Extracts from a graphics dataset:

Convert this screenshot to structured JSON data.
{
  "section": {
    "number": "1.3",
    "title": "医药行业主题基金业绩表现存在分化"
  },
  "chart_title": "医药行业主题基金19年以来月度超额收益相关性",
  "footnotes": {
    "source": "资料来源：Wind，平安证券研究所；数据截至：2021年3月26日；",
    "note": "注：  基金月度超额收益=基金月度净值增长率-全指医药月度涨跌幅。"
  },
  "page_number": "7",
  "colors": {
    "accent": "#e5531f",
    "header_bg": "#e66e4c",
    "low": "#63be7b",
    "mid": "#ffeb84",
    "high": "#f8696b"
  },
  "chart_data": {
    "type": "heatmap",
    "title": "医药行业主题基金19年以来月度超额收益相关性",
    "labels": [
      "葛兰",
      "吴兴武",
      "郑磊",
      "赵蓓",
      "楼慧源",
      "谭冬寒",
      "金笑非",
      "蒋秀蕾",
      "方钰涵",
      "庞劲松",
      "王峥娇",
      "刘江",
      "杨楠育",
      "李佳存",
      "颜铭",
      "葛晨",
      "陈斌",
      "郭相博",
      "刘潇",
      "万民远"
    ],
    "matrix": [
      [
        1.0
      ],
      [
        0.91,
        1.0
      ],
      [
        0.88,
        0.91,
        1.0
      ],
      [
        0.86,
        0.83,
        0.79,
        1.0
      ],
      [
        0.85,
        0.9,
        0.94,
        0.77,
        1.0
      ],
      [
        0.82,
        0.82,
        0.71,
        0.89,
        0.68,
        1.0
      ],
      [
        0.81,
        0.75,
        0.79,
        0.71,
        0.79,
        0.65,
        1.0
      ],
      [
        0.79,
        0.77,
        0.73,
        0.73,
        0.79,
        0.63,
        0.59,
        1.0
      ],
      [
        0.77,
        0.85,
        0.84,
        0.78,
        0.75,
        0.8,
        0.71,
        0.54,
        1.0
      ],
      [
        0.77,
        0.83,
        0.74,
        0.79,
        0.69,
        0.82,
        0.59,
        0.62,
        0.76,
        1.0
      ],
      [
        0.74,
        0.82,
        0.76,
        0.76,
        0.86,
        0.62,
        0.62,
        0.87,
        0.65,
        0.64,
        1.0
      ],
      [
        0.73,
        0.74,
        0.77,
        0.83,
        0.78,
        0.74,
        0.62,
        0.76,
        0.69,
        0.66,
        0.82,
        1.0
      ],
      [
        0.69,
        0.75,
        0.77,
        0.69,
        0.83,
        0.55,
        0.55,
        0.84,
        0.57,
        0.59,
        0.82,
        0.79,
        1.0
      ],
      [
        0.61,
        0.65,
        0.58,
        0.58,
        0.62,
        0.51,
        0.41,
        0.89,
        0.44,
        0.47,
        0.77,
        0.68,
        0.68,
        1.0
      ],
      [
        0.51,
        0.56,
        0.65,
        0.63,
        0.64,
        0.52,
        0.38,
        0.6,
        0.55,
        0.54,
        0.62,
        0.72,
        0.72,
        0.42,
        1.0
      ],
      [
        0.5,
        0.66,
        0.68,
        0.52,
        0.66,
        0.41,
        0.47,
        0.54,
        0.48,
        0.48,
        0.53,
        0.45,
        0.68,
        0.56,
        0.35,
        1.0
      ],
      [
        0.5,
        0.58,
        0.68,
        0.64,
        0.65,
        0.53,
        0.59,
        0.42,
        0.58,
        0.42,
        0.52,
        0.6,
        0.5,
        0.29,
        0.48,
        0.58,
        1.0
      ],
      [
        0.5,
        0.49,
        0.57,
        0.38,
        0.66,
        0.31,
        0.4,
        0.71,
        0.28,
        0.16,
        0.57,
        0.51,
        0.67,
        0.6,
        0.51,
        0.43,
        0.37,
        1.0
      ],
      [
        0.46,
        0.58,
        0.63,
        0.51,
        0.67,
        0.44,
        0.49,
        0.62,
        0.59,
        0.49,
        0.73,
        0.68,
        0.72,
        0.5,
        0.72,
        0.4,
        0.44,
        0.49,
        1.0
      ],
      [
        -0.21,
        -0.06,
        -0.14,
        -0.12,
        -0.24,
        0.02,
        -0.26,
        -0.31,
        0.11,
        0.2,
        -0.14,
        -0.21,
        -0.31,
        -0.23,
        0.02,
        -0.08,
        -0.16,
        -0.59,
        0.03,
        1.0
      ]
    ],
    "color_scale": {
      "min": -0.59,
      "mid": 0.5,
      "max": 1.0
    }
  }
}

(Task to carry out):
Your task is to print all of the records exactly.

(Solution to the problem):
Convert this screenshot to structured JSON data.
{
  "section": {
    "number": "1.3",
    "title": "医药行业主题基金业绩表现存在分化"
  },
  "chart_title": "医药行业主题基金19年以来月度超额收益相关性",
  "footnotes": {
    "source": "资料来源：Wind，平安证券研究所；数据截至：2021年3月26日；",
    "note": "注：  基金月度超额收益=基金月度净值增长率-全指医药月度涨跌幅。"
  },
  "page_number": "7",
  "colors": {
    "accent": "#e5531f",
    "header_bg": "#e66e4c",
    "low": "#63be7b",
    "mid": "#ffeb84",
    "high": "#f8696b"
  },
  "chart_data": {
    "type": "heatmap",
    "title": "医药行业主题基金19年以来月度超额收益相关性",
    "labels": [
      "葛兰",
      "吴兴武",
      "郑磊",
      "赵蓓",
      "楼慧源",
      "谭冬寒",
      "金笑非",
      "蒋秀蕾",
      "方钰涵",
      "庞劲松",
      "王峥娇",
      "刘江",
      "杨楠育",
      "李佳存",
      "颜铭",
      "葛晨",
      "陈斌",
      "郭相博",
      "刘潇",
      "万民远"
    ],
    "matrix": [
      [
        1.0
      ],
      [
        0.91,
        1.0
      ],
      [
        0.88,
        0.91,
        1.0
      ],
      [
        0.86,
        0.83,
        0.79,
        1.0
      ],
      [
        0.85,
        0.9,
        0.94,
        0.77,
        1.0
      ],
      [
        0.82,
        0.82,
        0.71,
        0.89,
        0.68,
        1.0
      ],
      [
        0.81,
        0.75,
        0.79,
        0.71,
        0.79,
        0.65,
        1.0
      ],
      [
        0.79,
        0.77,
        0.73,
        0.73,
        0.79,
        0.63,
        0.59,
        1.0
      ],
      [
        0.77,
        0.85,
        0.84,
        0.78,
        0.75,
        0.8,
        0.71,
        0.54,
        1.0
      ],
      [
        0.77,
        0.83,
        0.74,
        0.79,
        0.69,
        0.82,
        0.59,
        0.62,
        0.76,
        1.0
      ],
      [
        0.74,
        0.82,
        0.76,
        0.76,
        0.86,
        0.62,
        0.62,
        0.87,
        0.65,
        0.64,
        1.0
      ],
      [
        0.73,
        0.74,
        0.77,
        0.83,
        0.78,
        0.74,
        0.62,
        0.76,
        0.69,
        0.66,
        0.82,
        1.0
      ],
      [
        0.69,
        0.75,
        0.77,
        0.69,
        0.83,
        0.55,
        0.55,
        0.84,
        0.57,
        0.59,
        0.82,
        0.79,
        1.0
      ],
      [
        0.61,
        0.65,
        0.58,
        0.58,
        0.62,
        0.51,
        0.41,
        0.89,
        0.44,
        0.47,
        0.77,
        0.68,
        0.68,
        1.0
      ],
      [
        0.51,
        0.56,
        0.65,
        0.63,
        0.64,
        0.52,
        0.38,
        0.6,
        0.55,
        0.54,
        0.62,
        0.72,
        0.72,
        0.42,
        1.0
      ],
      [
        0.5,
        0.66,
        0.68,
        0.52,
        0.66,
        0.41,
        0.47,
        0.54,
        0.48,
        0.48,
        0.53,
        0.45,
        0.68,
        0.56,
        0.35,
        1.0
      ],
      [
        0.5,
        0.58,
        0.68,
        0.64,
        0.65,
        0.53,
        0.59,
        0.42,
        0.58,
        0.42,
        0.52,
        0.6,
        0.5,
        0.29,
        0.48,
        0.58,
        1.0
      ],
      [
        0.5,
        0.49,
        0.57,
        0.38,
        0.66,
        0.31,
        0.4,
        0.71,
        0.28,
        0.16,
        0.57,
        0.51,
        0.67,
        0.6,
        0.51,
        0.43,
        0.37,
        1.0
      ],
      [
        0.46,
        0.58,
        0.63,
        0.51,
        0.67,
        0.44,
        0.49,
        0.62,
        0.59,
        0.49,
        0.73,
        0.68,
        0.72,
        0.5,
        0.72,
        0.4,
        0.44,
        0.49,
        1.0
      ],
      [
        -0.21,
        -0.06,
        -0.14,
        -0.12,
        -0.24,
        0.02,
        -0.26,
        -0.31,
        0.11,
        0.2,
        -0.14,
        -0.21,
        -0.31,
        -0.23,
        0.02,
        -0.08,
        -0.16,
        -0.59,
        0.03,
        1.0
      ]
    ],
    "color_scale": {
      "min": -0.59,
      "mid": 0.5,
      "max": 1.0
    }
  }
}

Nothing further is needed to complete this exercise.